▶ SELECTED PASSAGE:
★ ★ ★ ★ ★

PRODOS:  That was the pretext that they used, was it?

 

PEIKOFF:  Yes, that was the pretext that they used.  The Americans, of course, were terrified to oppose any of this -- and the British -- to say such a selfish thing as, "This is our property. We discovered it.  We created the technology, and you go to hell."   So they capitulated totally.  They appeased.  They turned the other way. 

 

There was a case, you know, where three countries, Britain, France, and Israel, had the courage to fly over -- I believe it was Egypt; I can't remember now -- one of these countries to command, to retake the oil, and America issued a shameful statement that this was an outrage, and forced these planes to turn back.

 

That was the foundation, at that time, that American property can be seized American or Western property can be seized by these Mideast countries, totally with impunity -- and those countries expected to be met with a hundred percent appeasement.

 

Step two in this drama:  you jump to the old President Bush, the worst President, in my view, in American history . . .

 

PRODOS:  Really?

 

PEIKOFF:  . . . the father of the current one, who said to the Mideast countries, in essence, "It's not enough for you to take our property; it is okay for you to take over the liberty of the West."  And the example, there, was the Ayatollah Khomeini who put the death decree on [Salman] Rushdie, because he disagreed ideologically with his viewpoint. 

 

Rushdie, of course, was a British subject, but his publisher was an American, and it happens to be my publisher.  The publisher was barricaded and was virtually bankrupted by the need for security.  The government of America did zero, nothing. 

 

PRODOS:  Why?

 

PEIKOFF:  They looked the other way; they said that there was no issue here at all.  I, at the time, made a big campaign to say, if this Khomeini gets away with this without any response from the American government, you are saying to the countries of the Mideast, "You've taken our property without any response from us.  You can now take any citizen and threaten his liberty, his sacred right of free expression, without any consequence." 

 

What do you think is coming next?  And, of course, what followed on that, in due course, was a massive assault on American life, as such.  It was on property, on liberty, on life.  With rights being the foundation of both liberty and property. 

 

And so . . .

 

PRODOS:  Dr. Leonard Peikoff, I'm just curious, here, that these thugs, like those who threatened Salman Rushdie and made the publisher's life hell, they seem to be very perceptive on these precedents that are set.  I mean, how does that work?

★ ★ ★ ★ ★

▶ WHAT YOU HAVE TO DO:
Pick up the interview about American appeasement of Mideast countries after its last line and carry it on.

★ ★ ★ ★ ★

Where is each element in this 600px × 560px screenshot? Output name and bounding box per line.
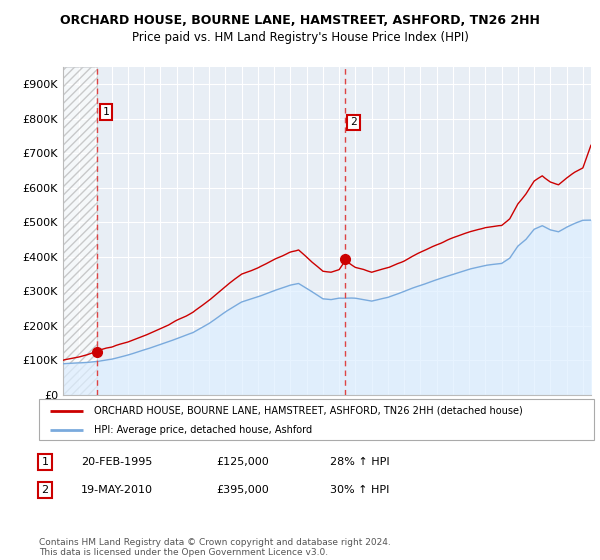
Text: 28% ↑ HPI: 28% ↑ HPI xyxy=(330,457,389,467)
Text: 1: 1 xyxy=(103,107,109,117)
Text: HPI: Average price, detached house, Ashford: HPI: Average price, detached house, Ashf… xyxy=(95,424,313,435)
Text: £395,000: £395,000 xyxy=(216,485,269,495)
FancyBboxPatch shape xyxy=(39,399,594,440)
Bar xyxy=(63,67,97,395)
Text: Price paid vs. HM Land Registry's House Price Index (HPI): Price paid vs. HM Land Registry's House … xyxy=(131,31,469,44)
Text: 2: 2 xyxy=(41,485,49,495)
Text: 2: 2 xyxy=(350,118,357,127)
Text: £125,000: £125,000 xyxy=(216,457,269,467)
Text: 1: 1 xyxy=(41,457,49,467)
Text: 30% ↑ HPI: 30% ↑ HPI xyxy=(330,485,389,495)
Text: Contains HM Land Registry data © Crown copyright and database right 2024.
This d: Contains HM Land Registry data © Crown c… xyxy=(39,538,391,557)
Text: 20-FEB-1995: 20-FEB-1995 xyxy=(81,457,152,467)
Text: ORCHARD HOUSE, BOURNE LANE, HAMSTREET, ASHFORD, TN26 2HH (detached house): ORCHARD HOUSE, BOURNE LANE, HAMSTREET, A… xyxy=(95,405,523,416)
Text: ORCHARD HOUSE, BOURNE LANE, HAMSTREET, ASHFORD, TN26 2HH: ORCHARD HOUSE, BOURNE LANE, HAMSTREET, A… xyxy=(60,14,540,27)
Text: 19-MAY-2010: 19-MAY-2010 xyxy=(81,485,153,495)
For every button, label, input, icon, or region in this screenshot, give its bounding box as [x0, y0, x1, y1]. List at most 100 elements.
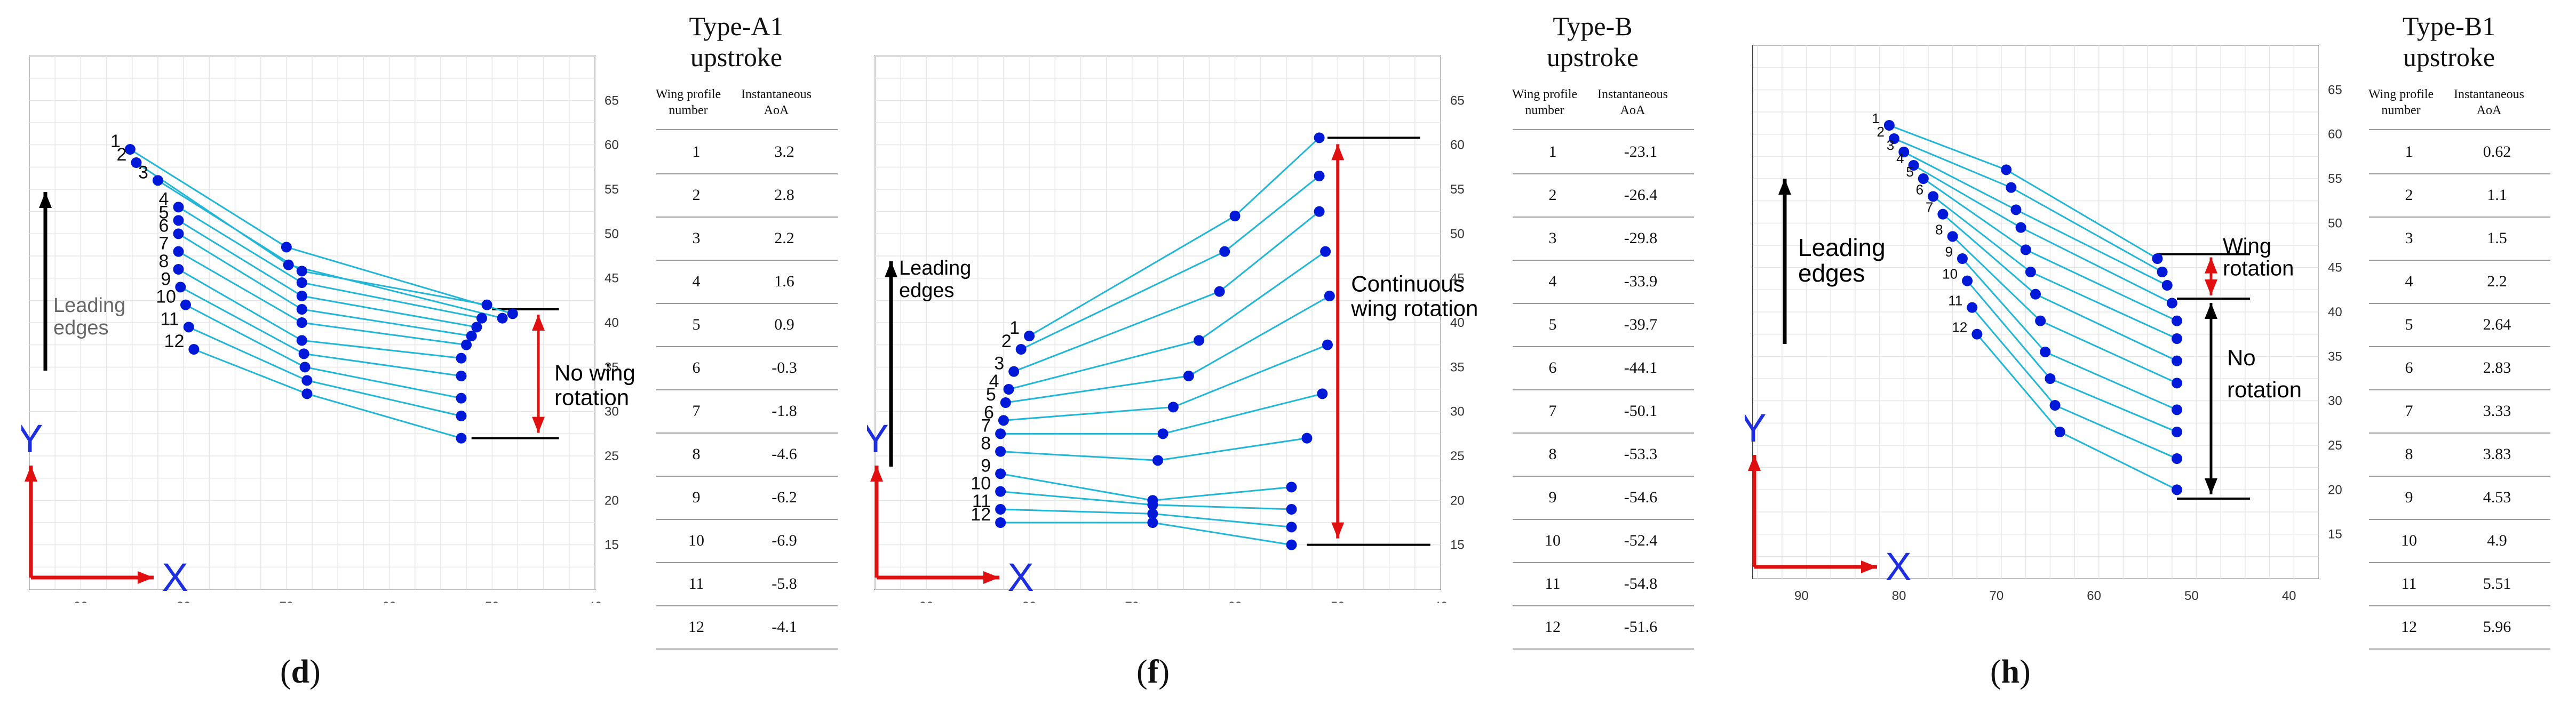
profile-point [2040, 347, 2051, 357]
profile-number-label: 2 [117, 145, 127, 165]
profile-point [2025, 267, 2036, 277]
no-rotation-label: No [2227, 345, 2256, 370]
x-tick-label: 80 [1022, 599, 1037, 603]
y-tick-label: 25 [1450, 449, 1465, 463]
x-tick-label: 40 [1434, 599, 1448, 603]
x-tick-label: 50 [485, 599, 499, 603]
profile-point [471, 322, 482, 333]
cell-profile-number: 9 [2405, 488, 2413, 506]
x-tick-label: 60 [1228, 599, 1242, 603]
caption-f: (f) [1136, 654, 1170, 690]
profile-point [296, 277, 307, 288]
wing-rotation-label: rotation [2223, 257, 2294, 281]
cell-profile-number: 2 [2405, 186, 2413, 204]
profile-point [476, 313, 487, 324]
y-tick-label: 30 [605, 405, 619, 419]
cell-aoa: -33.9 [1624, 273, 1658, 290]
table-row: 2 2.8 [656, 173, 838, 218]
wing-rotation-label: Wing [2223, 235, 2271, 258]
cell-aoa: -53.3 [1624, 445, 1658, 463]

★ ★ ★ ★ ★

▶ REPLY TO THE EXERCISE:
PEIKOFF:  Well, I think, any bully detects fear.  They detect uncertainty.  They have an uncanny ability to do so, just in terms of the antenna that they develop.  Plus, I mean, it doesn't take many brains.  If the Americans are going around saying, "Well, of course, we don't mean to be selfish; we'll do anything.  We're always open to a deal."

 

You know, when the Chinese call us a "Paper Tiger," they know.  They see our foreign policy.  Any moron in the world knows that if any country came to the United States and said, "We want the entire West Coast," the Bush administration or his predecessor would say, "Well, look, we can't give you three states, but we'll give you Oregon.  Let's try to, you know, make a deal and have peace." 

 

The United States is a prostitute in terms of international relations.  They submit to anything.  This was true with Soviet Russia.  It is true, now, with Communist China.  And it was true all the way through the dealings with the Mideast.  But that's what we're now talking about.  Anybody knows that our policy is just so shamefully written in blood, and has been for decades -- our policy of appeasement.

 

Now, you take the number of cases where American lives were lost - I wouldn't even bother with the attack on the plane over Lockerbie, because everybody knows about that.  But the arch example here is the U.S. soldiers in Saudi Arabia who were massacred.  It was known that this was done from Iran by terrorists trained in Iran.  There were front page stories in the New York Times, that this was known; what the source was; and that it was done with the complicity of the Iranian government, but that the Clinton administration did not want to have trouble with Iran because they were trying to kiss up to him, and that therefore this was going to be pushed to the back burner and nothing would be done.

 

This was known at the time; it was a front-page New York Times story.  I had a radio show on it when I was on the air.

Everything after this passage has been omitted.